Dataset extract:
○ ○ ○ ○
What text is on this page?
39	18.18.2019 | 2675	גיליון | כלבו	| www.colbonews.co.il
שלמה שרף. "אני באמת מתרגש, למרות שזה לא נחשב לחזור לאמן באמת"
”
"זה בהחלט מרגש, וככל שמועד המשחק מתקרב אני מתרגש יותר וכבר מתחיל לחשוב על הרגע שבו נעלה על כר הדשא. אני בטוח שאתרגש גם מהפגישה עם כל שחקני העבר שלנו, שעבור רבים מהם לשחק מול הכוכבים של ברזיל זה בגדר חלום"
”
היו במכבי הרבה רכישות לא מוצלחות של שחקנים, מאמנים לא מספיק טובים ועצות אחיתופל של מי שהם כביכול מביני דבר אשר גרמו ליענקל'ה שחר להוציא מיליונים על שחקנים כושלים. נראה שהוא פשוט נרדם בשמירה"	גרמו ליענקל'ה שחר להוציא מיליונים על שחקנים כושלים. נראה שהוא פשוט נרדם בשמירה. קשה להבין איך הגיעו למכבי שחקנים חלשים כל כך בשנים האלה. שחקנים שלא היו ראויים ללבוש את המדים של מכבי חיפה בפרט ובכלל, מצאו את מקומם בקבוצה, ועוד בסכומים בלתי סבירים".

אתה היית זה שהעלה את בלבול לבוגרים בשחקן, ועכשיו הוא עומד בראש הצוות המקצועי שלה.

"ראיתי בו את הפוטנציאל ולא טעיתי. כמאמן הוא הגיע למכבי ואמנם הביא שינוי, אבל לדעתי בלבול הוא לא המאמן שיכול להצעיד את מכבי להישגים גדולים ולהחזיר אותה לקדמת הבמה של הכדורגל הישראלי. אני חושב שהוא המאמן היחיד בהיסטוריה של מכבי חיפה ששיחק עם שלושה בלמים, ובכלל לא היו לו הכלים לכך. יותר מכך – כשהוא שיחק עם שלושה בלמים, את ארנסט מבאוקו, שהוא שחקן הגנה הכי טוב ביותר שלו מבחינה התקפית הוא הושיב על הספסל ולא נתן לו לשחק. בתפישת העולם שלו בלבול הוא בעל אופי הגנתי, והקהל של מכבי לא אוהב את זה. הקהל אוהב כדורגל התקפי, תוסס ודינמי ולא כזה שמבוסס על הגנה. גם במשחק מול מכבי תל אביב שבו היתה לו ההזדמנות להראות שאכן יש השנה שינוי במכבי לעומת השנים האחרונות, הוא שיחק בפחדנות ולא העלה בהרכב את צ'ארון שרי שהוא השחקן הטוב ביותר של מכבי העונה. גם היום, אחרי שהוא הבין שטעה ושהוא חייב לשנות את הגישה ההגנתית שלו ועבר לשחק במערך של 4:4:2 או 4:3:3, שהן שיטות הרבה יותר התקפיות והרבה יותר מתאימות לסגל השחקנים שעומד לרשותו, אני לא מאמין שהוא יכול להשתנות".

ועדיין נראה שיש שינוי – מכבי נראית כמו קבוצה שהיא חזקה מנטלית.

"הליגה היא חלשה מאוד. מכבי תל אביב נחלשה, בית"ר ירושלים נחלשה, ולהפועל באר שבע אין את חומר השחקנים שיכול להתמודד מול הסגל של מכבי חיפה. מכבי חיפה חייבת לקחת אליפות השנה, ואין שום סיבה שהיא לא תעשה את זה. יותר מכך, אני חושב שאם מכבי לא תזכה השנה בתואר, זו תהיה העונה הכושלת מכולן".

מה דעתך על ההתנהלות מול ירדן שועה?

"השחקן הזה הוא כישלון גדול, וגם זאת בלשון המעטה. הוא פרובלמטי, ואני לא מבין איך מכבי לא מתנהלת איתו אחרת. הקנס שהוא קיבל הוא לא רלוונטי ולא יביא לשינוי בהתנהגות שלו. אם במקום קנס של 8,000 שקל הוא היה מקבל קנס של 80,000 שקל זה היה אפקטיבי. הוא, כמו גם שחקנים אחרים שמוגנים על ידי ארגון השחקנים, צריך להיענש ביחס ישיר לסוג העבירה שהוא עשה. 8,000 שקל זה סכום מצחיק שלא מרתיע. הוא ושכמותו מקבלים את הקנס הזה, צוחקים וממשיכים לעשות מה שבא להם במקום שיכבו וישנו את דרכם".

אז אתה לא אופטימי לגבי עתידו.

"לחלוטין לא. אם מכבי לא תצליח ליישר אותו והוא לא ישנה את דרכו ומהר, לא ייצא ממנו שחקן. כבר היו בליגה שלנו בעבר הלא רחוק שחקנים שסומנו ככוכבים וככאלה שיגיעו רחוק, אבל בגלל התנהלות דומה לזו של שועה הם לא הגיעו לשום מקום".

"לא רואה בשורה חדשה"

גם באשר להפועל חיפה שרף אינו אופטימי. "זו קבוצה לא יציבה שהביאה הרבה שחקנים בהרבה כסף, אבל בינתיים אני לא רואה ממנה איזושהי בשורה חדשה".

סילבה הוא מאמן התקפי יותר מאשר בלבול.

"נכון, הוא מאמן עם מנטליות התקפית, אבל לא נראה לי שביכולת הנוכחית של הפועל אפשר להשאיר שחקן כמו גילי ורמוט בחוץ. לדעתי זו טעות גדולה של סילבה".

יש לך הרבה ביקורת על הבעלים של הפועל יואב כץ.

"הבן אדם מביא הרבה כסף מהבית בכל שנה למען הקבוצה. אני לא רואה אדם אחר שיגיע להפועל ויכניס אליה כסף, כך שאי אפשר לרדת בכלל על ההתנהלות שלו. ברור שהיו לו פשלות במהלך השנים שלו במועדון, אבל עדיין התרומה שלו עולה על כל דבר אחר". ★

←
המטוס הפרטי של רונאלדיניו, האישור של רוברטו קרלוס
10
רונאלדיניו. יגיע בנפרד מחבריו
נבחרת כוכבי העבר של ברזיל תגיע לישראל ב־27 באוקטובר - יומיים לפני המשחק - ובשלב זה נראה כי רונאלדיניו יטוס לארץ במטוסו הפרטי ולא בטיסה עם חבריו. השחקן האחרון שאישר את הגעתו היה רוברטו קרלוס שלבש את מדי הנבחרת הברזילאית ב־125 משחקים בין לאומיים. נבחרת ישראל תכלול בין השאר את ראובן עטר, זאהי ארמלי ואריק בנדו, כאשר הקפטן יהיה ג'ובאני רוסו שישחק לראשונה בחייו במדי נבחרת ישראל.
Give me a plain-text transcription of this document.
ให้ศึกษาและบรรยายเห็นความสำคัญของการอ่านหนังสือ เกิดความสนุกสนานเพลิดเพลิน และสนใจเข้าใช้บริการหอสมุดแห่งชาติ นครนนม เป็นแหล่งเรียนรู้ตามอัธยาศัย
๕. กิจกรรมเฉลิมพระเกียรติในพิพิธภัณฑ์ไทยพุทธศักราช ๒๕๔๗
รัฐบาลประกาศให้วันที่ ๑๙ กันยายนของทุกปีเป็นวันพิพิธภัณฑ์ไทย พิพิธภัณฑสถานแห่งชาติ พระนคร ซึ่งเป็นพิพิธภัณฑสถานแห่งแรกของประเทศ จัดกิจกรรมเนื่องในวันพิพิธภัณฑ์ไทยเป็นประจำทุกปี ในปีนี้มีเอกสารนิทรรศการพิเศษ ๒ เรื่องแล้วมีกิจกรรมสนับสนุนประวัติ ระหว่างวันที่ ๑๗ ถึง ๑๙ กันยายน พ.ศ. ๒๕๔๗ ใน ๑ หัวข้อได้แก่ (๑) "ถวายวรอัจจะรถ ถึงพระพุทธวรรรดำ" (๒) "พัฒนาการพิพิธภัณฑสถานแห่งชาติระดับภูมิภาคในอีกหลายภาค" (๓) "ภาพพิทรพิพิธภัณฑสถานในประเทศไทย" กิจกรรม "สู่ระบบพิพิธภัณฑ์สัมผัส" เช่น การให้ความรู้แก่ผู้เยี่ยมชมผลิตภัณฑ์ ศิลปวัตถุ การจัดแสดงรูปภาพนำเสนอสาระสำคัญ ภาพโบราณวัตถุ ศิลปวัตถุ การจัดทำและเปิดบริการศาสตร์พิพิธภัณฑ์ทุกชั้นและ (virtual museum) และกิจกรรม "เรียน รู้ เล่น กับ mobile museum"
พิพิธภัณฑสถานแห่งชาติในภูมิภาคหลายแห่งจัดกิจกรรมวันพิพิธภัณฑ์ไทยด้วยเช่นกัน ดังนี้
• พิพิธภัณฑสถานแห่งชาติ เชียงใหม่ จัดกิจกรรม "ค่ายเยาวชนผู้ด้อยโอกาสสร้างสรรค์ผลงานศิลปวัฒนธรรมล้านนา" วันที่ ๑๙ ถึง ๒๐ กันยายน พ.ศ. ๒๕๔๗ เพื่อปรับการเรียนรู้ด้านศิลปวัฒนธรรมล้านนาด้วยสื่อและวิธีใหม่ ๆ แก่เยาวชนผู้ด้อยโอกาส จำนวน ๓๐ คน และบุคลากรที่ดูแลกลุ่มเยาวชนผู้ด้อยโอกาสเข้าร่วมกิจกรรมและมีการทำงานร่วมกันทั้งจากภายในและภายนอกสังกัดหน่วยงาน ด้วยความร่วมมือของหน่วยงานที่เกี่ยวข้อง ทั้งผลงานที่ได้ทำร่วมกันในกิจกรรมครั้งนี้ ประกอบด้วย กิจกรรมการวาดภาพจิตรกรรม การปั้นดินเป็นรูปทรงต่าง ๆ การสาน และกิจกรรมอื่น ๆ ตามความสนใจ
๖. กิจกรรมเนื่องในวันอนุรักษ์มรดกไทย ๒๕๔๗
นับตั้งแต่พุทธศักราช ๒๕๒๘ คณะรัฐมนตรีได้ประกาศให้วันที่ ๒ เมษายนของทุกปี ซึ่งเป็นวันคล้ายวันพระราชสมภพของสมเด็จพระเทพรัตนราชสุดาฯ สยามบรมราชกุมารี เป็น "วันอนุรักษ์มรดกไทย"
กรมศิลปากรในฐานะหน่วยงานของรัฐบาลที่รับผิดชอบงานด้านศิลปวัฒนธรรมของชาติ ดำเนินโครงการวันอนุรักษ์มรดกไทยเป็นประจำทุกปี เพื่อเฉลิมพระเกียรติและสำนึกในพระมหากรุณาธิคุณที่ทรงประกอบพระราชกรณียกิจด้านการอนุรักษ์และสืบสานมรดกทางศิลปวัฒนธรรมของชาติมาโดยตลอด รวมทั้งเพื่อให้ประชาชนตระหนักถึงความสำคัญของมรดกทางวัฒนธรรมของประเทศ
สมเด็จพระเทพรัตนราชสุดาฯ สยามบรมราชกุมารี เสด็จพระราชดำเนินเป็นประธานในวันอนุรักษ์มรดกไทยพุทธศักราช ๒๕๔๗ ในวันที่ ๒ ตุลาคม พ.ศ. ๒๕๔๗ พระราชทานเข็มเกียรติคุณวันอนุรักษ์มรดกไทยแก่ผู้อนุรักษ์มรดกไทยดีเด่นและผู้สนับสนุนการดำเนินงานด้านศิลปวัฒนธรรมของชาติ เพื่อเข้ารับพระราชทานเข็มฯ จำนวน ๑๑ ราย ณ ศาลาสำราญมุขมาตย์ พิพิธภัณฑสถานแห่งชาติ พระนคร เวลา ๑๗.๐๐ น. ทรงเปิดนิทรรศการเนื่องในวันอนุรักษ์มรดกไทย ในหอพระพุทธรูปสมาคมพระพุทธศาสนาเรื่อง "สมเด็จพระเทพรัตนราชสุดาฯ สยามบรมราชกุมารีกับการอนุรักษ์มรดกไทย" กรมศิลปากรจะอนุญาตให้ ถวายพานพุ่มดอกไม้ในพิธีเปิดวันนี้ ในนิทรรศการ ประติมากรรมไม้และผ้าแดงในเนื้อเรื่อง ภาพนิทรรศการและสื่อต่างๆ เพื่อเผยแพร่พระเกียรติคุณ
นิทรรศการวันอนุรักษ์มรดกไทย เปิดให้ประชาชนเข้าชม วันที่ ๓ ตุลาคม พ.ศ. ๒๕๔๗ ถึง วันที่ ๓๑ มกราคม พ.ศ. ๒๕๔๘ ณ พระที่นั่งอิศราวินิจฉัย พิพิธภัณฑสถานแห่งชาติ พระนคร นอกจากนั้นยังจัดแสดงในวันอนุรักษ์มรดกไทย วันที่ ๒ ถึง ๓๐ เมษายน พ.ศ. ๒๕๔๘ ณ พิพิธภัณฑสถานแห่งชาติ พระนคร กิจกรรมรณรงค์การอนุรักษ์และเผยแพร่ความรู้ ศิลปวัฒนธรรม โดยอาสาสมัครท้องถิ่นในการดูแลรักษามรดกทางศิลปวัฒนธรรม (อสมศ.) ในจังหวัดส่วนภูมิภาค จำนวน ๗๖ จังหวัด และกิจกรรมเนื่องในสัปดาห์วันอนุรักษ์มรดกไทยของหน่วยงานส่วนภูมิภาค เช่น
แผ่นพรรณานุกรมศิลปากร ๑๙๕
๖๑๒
○ ○ ○ ○
Short task: Pull out all lines from the entries above that include the word "שועה".

Result of this exercise:
מה דעתך על ההתנהלות מול ירדן שועה?
"לחלוטין לא. אם מכבי לא תצליח ליישר אותו והוא לא ישנה את דרכו ומהר, לא ייצא ממנו שחקן. כבר היו בליגה שלנו בעבר הלא רחוק שחקנים שסומנו ככוכבים וככאלה שיגיעו רחוק, אבל בגלל התנהלות דומה לזו של שועה הם לא הגיעו לשום מקום".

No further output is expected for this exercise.